* _Given task_:
Locate the lines of the listing below that hold "xlabel", then copy each of them.

* _Data in this exercise_:
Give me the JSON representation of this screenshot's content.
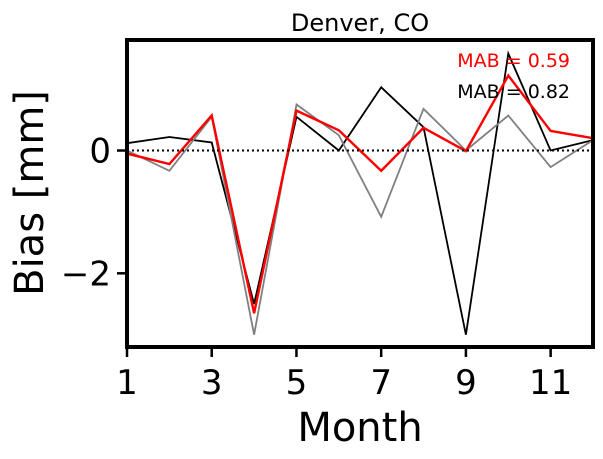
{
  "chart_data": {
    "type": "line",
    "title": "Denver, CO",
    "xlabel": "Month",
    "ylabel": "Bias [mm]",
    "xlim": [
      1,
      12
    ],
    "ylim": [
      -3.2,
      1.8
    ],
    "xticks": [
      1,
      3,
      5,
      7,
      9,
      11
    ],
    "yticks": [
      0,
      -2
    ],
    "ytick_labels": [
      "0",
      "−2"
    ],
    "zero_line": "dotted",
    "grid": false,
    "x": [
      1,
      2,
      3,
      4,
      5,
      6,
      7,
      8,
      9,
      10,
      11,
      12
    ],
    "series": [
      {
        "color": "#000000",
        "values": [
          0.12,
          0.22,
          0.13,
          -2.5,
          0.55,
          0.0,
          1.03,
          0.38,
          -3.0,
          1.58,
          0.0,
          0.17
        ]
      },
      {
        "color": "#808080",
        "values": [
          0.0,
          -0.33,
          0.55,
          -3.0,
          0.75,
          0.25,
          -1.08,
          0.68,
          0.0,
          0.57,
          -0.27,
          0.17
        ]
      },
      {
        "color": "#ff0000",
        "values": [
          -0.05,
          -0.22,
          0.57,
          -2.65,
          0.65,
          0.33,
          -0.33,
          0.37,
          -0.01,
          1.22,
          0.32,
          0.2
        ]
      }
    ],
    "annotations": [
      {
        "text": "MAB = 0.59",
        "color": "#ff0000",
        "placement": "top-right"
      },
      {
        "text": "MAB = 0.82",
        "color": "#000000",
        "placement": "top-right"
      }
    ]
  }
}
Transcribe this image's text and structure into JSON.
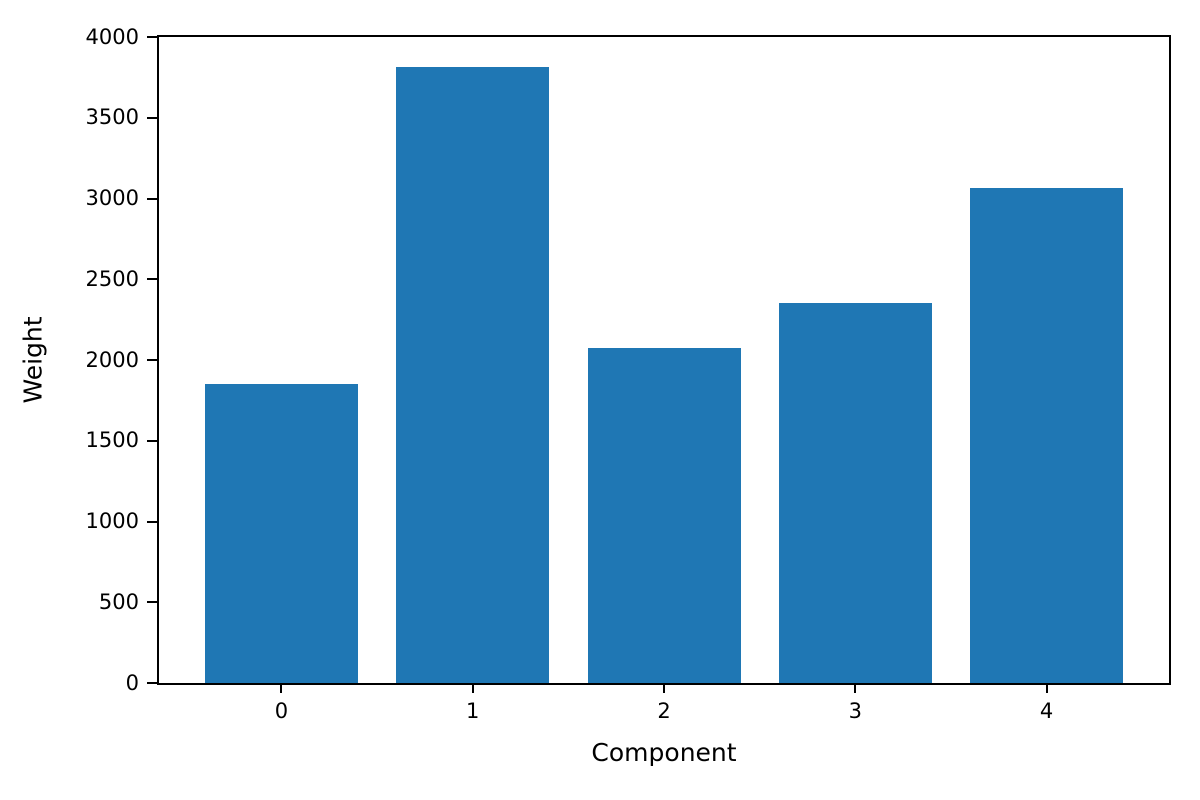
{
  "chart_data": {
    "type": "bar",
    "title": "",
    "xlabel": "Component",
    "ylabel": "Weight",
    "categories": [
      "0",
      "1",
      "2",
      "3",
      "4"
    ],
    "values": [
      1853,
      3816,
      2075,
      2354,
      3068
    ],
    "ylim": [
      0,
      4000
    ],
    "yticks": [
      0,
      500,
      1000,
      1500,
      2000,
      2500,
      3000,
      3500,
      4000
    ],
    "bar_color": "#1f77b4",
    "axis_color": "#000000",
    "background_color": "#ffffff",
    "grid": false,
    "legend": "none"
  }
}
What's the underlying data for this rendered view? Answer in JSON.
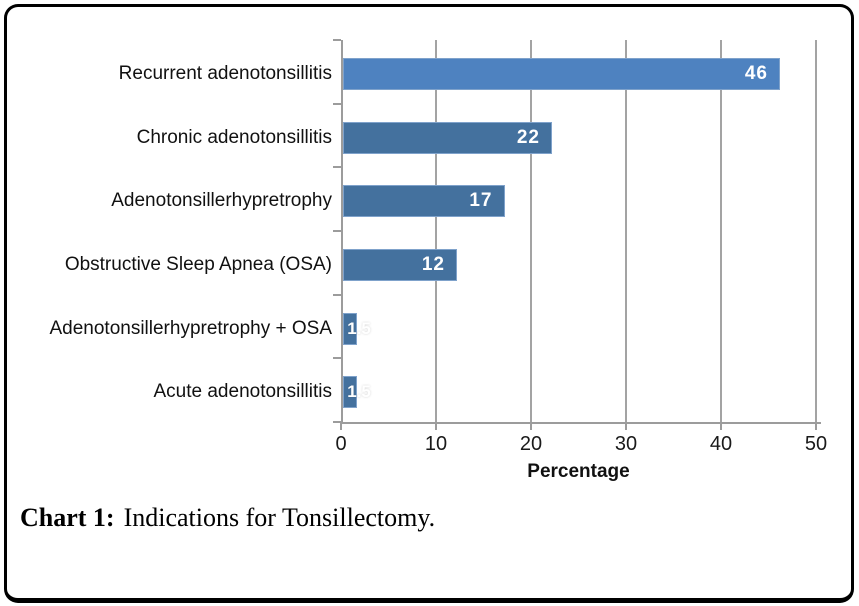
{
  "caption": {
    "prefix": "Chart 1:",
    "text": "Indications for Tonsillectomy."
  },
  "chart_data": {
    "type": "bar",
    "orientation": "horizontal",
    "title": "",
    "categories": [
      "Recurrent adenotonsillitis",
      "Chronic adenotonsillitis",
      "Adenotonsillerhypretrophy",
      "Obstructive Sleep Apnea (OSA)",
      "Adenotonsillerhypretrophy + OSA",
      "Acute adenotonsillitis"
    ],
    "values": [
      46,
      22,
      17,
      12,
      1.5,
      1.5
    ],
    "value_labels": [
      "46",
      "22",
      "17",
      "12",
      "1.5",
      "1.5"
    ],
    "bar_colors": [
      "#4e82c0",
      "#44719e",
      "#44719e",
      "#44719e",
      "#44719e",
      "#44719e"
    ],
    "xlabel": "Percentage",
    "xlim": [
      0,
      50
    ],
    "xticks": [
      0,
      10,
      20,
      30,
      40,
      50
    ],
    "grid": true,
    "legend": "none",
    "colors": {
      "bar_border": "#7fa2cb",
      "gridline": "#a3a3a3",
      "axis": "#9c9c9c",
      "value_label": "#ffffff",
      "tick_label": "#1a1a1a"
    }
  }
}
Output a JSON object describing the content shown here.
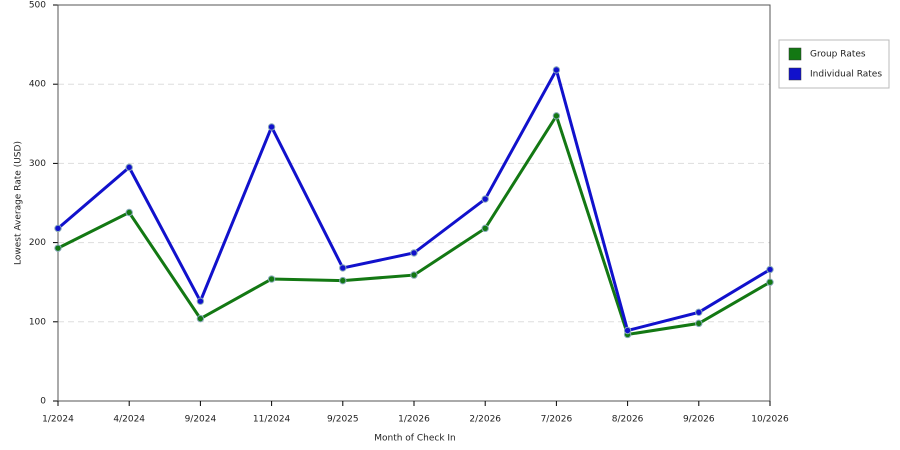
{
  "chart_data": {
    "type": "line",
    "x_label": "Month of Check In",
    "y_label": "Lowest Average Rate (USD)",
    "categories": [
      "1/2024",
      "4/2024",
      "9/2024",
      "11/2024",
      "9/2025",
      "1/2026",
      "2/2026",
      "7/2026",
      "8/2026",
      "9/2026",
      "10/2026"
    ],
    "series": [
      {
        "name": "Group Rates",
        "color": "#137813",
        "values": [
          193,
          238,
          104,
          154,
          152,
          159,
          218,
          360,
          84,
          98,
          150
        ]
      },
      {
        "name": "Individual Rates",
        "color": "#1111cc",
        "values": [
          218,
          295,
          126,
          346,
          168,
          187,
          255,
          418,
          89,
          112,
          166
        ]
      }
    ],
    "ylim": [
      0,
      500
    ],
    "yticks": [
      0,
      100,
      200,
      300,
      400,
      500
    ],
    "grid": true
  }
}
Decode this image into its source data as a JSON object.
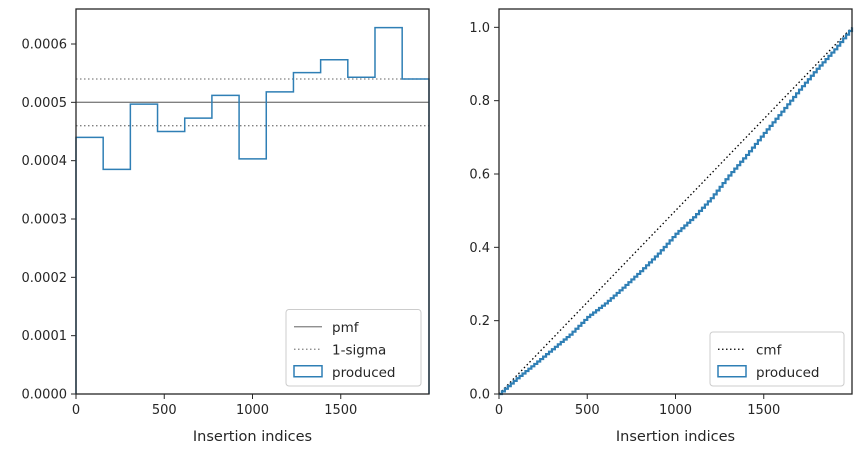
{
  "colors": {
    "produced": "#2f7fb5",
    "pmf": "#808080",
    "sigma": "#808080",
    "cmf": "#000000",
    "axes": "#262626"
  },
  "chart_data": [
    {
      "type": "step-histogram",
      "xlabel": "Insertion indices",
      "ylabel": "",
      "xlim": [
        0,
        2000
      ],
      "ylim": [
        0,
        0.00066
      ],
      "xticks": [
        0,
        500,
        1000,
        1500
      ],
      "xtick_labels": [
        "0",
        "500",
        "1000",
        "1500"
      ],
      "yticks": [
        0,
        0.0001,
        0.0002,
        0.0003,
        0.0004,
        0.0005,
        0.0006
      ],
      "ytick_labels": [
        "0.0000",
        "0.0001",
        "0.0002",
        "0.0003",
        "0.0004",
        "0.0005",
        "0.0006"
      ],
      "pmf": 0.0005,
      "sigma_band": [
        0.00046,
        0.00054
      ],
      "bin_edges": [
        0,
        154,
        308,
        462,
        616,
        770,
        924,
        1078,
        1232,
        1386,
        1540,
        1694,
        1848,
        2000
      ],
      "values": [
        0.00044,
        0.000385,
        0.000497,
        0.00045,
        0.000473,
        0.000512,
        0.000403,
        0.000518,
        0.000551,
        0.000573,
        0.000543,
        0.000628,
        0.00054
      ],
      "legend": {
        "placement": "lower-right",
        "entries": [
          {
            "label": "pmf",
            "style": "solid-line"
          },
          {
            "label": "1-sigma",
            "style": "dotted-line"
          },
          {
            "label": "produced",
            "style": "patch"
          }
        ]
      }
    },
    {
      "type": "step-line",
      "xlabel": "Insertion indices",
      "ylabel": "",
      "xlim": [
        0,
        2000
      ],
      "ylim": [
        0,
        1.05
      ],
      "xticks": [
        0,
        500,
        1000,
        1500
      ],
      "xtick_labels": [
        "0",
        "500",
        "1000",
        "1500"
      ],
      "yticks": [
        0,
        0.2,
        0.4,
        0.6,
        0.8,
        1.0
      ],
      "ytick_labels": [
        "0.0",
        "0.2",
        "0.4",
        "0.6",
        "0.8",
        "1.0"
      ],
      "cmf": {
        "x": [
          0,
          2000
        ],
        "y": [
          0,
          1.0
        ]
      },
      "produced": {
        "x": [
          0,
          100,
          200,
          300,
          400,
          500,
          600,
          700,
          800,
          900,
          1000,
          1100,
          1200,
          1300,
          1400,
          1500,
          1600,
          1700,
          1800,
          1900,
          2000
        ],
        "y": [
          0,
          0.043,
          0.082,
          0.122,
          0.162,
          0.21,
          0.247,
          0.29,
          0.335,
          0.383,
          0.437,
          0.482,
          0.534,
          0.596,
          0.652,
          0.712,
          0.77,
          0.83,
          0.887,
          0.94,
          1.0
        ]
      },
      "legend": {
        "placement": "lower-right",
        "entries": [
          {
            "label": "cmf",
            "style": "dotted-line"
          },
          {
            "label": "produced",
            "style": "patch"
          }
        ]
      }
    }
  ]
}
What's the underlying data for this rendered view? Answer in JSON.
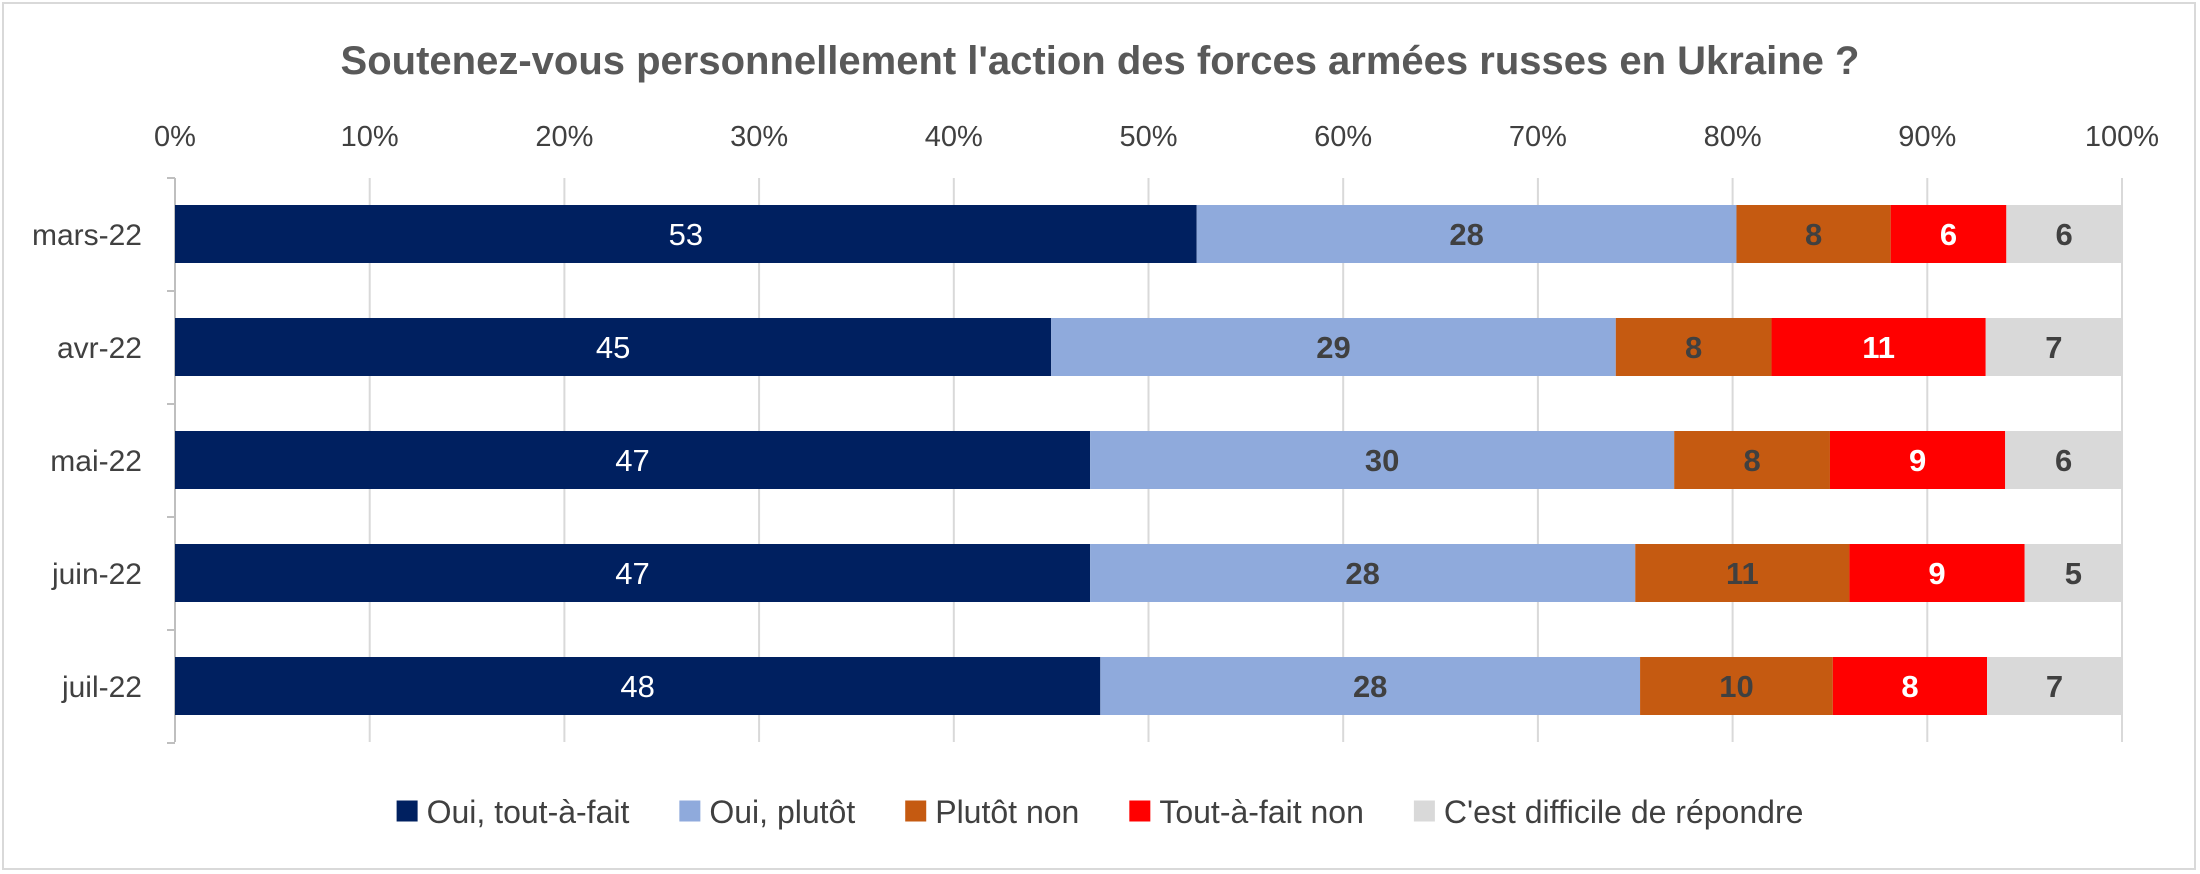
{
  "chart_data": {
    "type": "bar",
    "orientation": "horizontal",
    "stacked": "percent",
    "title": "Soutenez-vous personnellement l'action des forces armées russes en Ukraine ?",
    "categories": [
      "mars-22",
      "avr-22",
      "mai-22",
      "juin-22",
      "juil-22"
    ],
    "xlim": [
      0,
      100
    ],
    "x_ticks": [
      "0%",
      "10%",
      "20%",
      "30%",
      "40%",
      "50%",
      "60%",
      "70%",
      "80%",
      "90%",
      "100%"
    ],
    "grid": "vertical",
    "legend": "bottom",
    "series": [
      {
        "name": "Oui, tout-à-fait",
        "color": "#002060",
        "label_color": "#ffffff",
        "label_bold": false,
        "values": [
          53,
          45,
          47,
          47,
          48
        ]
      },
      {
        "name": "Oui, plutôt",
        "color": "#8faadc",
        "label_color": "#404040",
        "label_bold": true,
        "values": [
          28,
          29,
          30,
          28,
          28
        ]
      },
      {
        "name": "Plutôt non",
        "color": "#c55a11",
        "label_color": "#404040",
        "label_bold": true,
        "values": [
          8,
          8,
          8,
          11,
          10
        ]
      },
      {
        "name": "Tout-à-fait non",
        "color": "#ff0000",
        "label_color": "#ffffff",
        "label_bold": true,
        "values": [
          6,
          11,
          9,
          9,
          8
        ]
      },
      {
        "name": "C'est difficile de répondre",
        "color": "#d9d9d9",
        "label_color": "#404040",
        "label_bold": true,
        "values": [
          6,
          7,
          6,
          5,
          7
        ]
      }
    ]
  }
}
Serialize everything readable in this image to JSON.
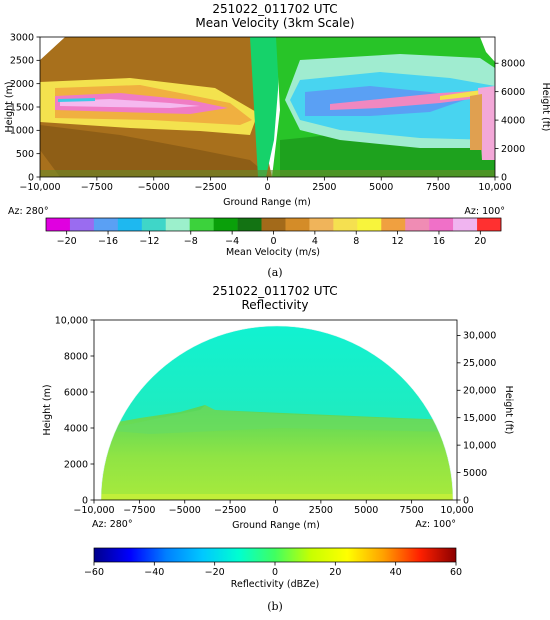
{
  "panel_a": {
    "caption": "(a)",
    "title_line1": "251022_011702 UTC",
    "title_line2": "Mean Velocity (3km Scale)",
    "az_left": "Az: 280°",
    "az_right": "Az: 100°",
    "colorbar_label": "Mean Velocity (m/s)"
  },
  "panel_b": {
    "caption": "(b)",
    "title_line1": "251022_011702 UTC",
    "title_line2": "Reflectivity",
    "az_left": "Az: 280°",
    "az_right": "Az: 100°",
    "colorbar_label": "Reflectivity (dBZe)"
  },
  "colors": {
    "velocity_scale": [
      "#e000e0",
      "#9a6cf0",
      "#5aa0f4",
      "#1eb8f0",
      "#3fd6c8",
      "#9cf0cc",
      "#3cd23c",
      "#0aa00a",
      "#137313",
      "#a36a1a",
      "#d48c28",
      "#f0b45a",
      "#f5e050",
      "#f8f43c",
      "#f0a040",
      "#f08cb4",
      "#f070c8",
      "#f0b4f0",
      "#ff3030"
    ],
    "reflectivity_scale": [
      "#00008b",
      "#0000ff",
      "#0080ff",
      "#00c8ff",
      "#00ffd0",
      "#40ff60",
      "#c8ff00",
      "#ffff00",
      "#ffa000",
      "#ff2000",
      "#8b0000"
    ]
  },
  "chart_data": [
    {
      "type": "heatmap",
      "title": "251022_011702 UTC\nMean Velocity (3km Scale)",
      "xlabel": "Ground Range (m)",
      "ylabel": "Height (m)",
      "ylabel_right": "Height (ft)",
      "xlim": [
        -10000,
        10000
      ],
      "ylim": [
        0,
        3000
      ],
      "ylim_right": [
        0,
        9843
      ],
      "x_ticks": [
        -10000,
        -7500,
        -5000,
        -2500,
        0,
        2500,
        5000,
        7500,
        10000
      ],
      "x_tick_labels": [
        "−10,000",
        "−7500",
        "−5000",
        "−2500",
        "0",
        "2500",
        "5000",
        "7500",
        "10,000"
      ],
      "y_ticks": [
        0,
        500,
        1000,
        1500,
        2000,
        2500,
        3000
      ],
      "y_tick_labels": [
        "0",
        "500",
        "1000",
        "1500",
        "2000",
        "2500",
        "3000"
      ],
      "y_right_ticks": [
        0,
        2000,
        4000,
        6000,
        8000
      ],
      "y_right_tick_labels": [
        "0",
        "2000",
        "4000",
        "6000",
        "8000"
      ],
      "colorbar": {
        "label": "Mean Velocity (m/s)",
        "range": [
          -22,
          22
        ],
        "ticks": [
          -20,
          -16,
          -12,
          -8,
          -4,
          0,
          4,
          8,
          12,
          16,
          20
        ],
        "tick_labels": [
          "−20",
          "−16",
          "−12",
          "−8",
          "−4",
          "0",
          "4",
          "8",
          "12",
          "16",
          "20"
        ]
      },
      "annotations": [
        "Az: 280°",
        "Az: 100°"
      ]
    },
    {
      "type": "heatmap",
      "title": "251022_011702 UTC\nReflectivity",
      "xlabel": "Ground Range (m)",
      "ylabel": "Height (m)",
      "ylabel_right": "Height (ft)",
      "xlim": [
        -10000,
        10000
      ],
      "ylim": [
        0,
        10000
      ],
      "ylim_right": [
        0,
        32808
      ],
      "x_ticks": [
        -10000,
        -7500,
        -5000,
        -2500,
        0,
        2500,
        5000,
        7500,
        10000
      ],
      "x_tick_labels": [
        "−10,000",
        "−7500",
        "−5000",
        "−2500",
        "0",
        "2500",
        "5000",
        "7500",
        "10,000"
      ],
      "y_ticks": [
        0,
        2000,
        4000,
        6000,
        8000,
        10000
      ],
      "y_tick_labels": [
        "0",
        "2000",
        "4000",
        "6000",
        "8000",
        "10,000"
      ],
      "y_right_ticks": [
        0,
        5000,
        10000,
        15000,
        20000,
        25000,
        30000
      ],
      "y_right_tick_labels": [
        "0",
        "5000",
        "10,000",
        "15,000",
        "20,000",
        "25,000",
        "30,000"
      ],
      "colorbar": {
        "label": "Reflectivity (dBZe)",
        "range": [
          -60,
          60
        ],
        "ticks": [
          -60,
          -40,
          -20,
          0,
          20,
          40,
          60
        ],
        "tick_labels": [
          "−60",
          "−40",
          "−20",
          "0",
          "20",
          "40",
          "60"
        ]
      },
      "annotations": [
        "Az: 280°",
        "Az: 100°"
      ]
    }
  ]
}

* _Problem solution_:
    "xlabel": "Month",
    "xlabel": "Component",
    "xlabel": "Percentage",
      "xlabel": "Insertion indices",
      "xlabel": "Insertion indices",
      "xlabel": "Ground Range (m)",
      "xlabel": "Ground Range (m)",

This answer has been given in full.